* BEGIN *

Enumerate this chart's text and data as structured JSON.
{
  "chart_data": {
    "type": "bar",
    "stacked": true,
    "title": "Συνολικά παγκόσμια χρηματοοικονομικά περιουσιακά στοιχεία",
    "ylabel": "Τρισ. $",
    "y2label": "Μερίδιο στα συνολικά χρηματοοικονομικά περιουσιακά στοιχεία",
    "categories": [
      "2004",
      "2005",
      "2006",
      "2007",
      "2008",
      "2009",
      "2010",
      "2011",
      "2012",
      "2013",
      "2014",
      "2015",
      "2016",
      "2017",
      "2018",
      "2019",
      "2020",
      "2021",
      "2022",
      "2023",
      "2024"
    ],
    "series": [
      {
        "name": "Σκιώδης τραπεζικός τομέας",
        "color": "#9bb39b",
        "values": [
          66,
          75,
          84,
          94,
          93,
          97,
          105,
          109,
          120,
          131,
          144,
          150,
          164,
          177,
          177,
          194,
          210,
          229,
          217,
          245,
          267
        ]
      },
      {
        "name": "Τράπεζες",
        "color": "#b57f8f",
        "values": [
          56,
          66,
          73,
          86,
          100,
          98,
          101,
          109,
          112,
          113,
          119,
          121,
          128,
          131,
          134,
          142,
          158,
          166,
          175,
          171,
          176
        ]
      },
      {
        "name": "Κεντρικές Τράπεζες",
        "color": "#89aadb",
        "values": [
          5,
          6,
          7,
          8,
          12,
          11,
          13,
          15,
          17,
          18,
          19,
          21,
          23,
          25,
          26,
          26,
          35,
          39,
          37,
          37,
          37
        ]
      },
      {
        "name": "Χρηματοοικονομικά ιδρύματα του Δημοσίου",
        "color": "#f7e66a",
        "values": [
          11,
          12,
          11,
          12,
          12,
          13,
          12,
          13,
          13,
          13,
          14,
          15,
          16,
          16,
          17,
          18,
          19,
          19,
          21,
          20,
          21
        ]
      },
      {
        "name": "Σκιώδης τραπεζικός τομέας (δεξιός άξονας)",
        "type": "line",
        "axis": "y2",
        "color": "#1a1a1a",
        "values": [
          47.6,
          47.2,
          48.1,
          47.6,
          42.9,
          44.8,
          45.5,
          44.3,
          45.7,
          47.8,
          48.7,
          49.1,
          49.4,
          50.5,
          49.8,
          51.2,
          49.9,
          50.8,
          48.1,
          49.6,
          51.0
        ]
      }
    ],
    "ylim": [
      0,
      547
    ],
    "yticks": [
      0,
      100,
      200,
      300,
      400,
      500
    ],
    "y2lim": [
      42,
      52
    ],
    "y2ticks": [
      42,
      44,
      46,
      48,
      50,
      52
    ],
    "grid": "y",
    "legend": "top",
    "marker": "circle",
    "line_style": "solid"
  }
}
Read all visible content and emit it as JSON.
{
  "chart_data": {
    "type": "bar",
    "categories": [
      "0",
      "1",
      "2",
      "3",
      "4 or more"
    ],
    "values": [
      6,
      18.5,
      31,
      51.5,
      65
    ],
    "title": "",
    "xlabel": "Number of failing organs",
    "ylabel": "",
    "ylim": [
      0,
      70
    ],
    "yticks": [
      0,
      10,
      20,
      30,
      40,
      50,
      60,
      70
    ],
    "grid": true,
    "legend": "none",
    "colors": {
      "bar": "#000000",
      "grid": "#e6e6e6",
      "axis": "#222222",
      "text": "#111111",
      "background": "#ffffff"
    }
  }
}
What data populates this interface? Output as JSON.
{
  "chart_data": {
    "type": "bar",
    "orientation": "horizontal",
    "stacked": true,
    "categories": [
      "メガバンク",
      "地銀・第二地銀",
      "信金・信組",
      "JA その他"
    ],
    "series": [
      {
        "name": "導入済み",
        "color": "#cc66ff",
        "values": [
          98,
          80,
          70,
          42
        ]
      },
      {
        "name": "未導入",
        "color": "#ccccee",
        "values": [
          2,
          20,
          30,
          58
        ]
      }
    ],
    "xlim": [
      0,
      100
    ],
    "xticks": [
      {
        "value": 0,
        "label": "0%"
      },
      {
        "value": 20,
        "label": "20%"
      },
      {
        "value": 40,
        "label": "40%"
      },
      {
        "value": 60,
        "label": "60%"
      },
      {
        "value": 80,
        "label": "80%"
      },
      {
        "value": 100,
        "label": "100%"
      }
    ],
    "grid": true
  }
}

* END *

## Required work
In the entries above, find each line with the word "Τράπεζες" and copy it.

## Exercise response
        "name": "Τράπεζες",
        "name": "Κεντρικές Τράπεζες",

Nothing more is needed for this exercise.